Request:
Repeat the entire listing exactly as written.

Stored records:
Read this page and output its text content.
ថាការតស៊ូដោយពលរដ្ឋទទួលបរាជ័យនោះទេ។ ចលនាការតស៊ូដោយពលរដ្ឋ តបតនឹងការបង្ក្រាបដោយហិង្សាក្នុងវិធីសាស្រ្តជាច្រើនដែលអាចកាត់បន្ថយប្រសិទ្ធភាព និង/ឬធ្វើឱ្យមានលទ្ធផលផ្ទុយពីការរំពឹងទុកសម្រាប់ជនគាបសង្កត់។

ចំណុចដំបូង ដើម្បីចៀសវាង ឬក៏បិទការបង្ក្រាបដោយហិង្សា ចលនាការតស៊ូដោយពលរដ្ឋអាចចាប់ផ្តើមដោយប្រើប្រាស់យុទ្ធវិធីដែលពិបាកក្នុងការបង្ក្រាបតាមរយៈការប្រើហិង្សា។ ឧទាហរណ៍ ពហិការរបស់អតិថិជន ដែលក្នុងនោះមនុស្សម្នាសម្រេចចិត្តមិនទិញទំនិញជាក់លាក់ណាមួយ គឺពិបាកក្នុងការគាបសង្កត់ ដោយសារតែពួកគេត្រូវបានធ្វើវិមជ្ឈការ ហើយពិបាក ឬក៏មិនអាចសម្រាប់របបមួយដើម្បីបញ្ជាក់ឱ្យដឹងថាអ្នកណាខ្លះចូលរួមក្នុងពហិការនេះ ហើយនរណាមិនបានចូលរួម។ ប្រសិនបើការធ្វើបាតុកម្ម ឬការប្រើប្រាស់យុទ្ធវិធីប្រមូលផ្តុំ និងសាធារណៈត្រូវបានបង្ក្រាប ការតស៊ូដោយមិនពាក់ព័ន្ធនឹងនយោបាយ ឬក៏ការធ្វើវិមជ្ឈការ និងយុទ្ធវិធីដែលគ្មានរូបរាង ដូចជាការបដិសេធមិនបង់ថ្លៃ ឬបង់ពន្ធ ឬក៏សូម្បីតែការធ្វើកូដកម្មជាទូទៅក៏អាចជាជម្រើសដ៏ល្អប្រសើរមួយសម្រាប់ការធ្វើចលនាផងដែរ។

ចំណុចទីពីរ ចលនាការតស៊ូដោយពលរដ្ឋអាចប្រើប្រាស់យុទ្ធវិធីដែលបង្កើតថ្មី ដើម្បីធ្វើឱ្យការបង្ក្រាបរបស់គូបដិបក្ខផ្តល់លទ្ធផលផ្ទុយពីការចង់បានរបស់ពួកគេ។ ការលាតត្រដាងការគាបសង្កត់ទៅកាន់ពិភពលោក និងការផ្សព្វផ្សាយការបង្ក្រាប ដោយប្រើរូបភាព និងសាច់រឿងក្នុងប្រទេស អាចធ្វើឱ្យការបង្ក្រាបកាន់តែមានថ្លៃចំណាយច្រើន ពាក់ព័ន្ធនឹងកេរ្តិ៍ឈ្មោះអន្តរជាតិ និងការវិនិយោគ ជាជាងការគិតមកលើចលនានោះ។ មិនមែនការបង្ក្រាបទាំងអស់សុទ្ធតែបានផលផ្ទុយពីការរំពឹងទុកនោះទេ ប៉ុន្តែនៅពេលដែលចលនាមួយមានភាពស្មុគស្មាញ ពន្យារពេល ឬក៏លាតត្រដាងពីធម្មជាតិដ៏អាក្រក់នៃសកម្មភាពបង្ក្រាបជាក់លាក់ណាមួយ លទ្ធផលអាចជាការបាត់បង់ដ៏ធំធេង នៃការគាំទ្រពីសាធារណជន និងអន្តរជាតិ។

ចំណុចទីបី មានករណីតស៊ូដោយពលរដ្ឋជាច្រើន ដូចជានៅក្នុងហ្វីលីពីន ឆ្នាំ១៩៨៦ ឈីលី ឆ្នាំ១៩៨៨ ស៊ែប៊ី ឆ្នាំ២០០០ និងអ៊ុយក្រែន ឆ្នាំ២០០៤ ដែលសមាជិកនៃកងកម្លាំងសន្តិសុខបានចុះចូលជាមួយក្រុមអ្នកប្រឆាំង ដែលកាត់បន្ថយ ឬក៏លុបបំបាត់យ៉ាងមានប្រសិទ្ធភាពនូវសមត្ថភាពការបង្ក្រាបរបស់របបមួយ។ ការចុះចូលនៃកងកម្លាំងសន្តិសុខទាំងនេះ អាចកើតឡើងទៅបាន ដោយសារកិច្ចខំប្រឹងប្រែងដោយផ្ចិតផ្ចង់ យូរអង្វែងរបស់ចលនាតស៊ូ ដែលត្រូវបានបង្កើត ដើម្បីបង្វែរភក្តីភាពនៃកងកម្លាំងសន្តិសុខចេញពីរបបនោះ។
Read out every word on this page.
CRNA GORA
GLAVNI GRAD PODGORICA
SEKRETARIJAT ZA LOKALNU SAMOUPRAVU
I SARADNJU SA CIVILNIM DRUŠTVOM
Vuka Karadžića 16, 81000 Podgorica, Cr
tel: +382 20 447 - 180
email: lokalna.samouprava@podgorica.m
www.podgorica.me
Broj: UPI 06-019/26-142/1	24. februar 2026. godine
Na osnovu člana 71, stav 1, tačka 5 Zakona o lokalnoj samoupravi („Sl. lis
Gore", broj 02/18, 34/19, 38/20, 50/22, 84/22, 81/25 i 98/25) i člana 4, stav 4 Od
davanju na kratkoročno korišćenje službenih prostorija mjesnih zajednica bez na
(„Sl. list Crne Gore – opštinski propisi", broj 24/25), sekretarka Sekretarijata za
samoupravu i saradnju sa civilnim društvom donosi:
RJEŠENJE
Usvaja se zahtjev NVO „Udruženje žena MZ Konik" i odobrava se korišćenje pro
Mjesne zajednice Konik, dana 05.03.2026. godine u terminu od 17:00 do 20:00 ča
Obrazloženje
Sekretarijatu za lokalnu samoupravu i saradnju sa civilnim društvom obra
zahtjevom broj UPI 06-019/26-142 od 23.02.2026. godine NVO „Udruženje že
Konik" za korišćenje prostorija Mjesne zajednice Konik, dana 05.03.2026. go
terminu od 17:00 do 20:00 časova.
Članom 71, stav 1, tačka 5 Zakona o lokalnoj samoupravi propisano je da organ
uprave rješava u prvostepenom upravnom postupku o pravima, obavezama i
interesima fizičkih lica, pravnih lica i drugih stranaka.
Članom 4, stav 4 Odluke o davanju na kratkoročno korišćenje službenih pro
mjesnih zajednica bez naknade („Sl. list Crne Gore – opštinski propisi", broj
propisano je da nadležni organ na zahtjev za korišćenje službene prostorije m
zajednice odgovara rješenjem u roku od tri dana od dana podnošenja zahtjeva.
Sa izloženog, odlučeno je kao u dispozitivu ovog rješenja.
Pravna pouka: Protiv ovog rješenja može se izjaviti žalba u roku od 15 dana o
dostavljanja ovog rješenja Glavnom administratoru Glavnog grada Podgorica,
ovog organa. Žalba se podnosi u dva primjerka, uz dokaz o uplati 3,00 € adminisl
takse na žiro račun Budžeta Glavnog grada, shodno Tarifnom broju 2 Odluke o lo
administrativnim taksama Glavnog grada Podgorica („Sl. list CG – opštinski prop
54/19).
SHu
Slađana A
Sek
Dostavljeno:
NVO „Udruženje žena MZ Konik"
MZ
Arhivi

Complete response:
Read this page and output its text content.
ថាការតស៊ូដោយពលរដ្ឋទទួលបរាជ័យនោះទេ។ ចលនាការតស៊ូដោយពលរដ្ឋ តបតនឹងការបង្ក្រាបដោយហិង្សាក្នុងវិធីសាស្រ្តជាច្រើនដែលអាចកាត់បន្ថយប្រសិទ្ធភាព និង/ឬធ្វើឱ្យមានលទ្ធផលផ្ទុយពីការរំពឹងទុកសម្រាប់ជនគាបសង្កត់។

ចំណុចដំបូង ដើម្បីចៀសវាង ឬក៏បិទការបង្ក្រាបដោយហិង្សា ចលនាការតស៊ូដោយពលរដ្ឋអាចចាប់ផ្តើមដោយប្រើប្រាស់យុទ្ធវិធីដែលពិបាកក្នុងការបង្ក្រាបតាមរយៈការប្រើហិង្សា។ ឧទាហរណ៍ ពហិការរបស់អតិថិជន ដែលក្នុងនោះមនុស្សម្នាសម្រេចចិត្តមិនទិញទំនិញជាក់លាក់ណាមួយ គឺពិបាកក្នុងការគាបសង្កត់ ដោយសារតែពួកគេត្រូវបានធ្វើវិមជ្ឈការ ហើយពិបាក ឬក៏មិនអាចសម្រាប់របបមួយដើម្បីបញ្ជាក់ឱ្យដឹងថាអ្នកណាខ្លះចូលរួមក្នុងពហិការនេះ ហើយនរណាមិនបានចូលរួម។ ប្រសិនបើការធ្វើបាតុកម្ម ឬការប្រើប្រាស់យុទ្ធវិធីប្រមូលផ្តុំ និងសាធារណៈត្រូវបានបង្ក្រាប ការតស៊ូដោយមិនពាក់ព័ន្ធនឹងនយោបាយ ឬក៏ការធ្វើវិមជ្ឈការ និងយុទ្ធវិធីដែលគ្មានរូបរាង ដូចជាការបដិសេធមិនបង់ថ្លៃ ឬបង់ពន្ធ ឬក៏សូម្បីតែការធ្វើកូដកម្មជាទូទៅក៏អាចជាជម្រើសដ៏ល្អប្រសើរមួយសម្រាប់ការធ្វើចលនាផងដែរ។

ចំណុចទីពីរ ចលនាការតស៊ូដោយពលរដ្ឋអាចប្រើប្រាស់យុទ្ធវិធីដែលបង្កើតថ្មី ដើម្បីធ្វើឱ្យការបង្ក្រាបរបស់គូបដិបក្ខផ្តល់លទ្ធផលផ្ទុយពីការចង់បានរបស់ពួកគេ។ ការលាតត្រដាងការគាបសង្កត់ទៅកាន់ពិភពលោក និងការផ្សព្វផ្សាយការបង្ក្រាប ដោយប្រើរូបភាព និងសាច់រឿងក្នុងប្រទេស អាចធ្វើឱ្យការបង្ក្រាបកាន់តែមានថ្លៃចំណាយច្រើន ពាក់ព័ន្ធនឹងកេរ្តិ៍ឈ្មោះអន្តរជាតិ និងការវិនិយោគ ជាជាងការគិតមកលើចលនានោះ។ មិនមែនការបង្ក្រាបទាំងអស់សុទ្ធតែបានផលផ្ទុយពីការរំពឹងទុកនោះទេ ប៉ុន្តែនៅពេលដែលចលនាមួយមានភាពស្មុគស្មាញ ពន្យារពេល ឬក៏លាតត្រដាងពីធម្មជាតិដ៏អាក្រក់នៃសកម្មភាពបង្ក្រាបជាក់លាក់ណាមួយ លទ្ធផលអាចជាការបាត់បង់ដ៏ធំធេង នៃការគាំទ្រពីសាធារណជន និងអន្តរជាតិ។

ចំណុចទីបី មានករណីតស៊ូដោយពលរដ្ឋជាច្រើន ដូចជានៅក្នុងហ្វីលីពីន ឆ្នាំ១៩៨៦ ឈីលី ឆ្នាំ១៩៨៨ ស៊ែប៊ី ឆ្នាំ២០០០ និងអ៊ុយក្រែន ឆ្នាំ២០០៤ ដែលសមាជិកនៃកងកម្លាំងសន្តិសុខបានចុះចូលជាមួយក្រុមអ្នកប្រឆាំង ដែលកាត់បន្ថយ ឬក៏លុបបំបាត់យ៉ាងមានប្រសិទ្ធភាពនូវសមត្ថភាពការបង្ក្រាបរបស់របបមួយ។ ការចុះចូលនៃកងកម្លាំងសន្តិសុខទាំងនេះ អាចកើតឡើងទៅបាន ដោយសារកិច្ចខំប្រឹងប្រែងដោយផ្ចិតផ្ចង់ យូរអង្វែងរបស់ចលនាតស៊ូ ដែលត្រូវបានបង្កើត ដើម្បីបង្វែរភក្តីភាពនៃកងកម្លាំងសន្តិសុខចេញពីរបបនោះ។
Read out every word on this page.
CRNA GORA
GLAVNI GRAD PODGORICA
SEKRETARIJAT ZA LOKALNU SAMOUPRAVU
I SARADNJU SA CIVILNIM DRUŠTVOM
Vuka Karadžića 16, 81000 Podgorica, Cr
tel: +382 20 447 - 180
email: lokalna.samouprava@podgorica.m
www.podgorica.me
Broj: UPI 06-019/26-142/1	24. februar 2026. godine
Na osnovu člana 71, stav 1, tačka 5 Zakona o lokalnoj samoupravi („Sl. lis
Gore", broj 02/18, 34/19, 38/20, 50/22, 84/22, 81/25 i 98/25) i člana 4, stav 4 Od
davanju na kratkoročno korišćenje službenih prostorija mjesnih zajednica bez na
(„Sl. list Crne Gore – opštinski propisi", broj 24/25), sekretarka Sekretarijata za
samoupravu i saradnju sa civilnim društvom donosi:
RJEŠENJE
Usvaja se zahtjev NVO „Udruženje žena MZ Konik" i odobrava se korišćenje pro
Mjesne zajednice Konik, dana 05.03.2026. godine u terminu od 17:00 do 20:00 ča
Obrazloženje
Sekretarijatu za lokalnu samoupravu i saradnju sa civilnim društvom obra
zahtjevom broj UPI 06-019/26-142 od 23.02.2026. godine NVO „Udruženje že
Konik" za korišćenje prostorija Mjesne zajednice Konik, dana 05.03.2026. go
terminu od 17:00 do 20:00 časova.
Članom 71, stav 1, tačka 5 Zakona o lokalnoj samoupravi propisano je da organ
uprave rješava u prvostepenom upravnom postupku o pravima, obavezama i
interesima fizičkih lica, pravnih lica i drugih stranaka.
Članom 4, stav 4 Odluke o davanju na kratkoročno korišćenje službenih pro
mjesnih zajednica bez naknade („Sl. list Crne Gore – opštinski propisi", broj
propisano je da nadležni organ na zahtjev za korišćenje službene prostorije m
zajednice odgovara rješenjem u roku od tri dana od dana podnošenja zahtjeva.
Sa izloženog, odlučeno je kao u dispozitivu ovog rješenja.
Pravna pouka: Protiv ovog rješenja može se izjaviti žalba u roku od 15 dana o
dostavljanja ovog rješenja Glavnom administratoru Glavnog grada Podgorica,
ovog organa. Žalba se podnosi u dva primjerka, uz dokaz o uplati 3,00 € adminisl
takse na žiro račun Budžeta Glavnog grada, shodno Tarifnom broju 2 Odluke o lo
administrativnim taksama Glavnog grada Podgorica („Sl. list CG – opštinski prop
54/19).
SHu
Slađana A
Sek
Dostavljeno:
NVO „Udruženje žena MZ Konik"
MZ
Arhivi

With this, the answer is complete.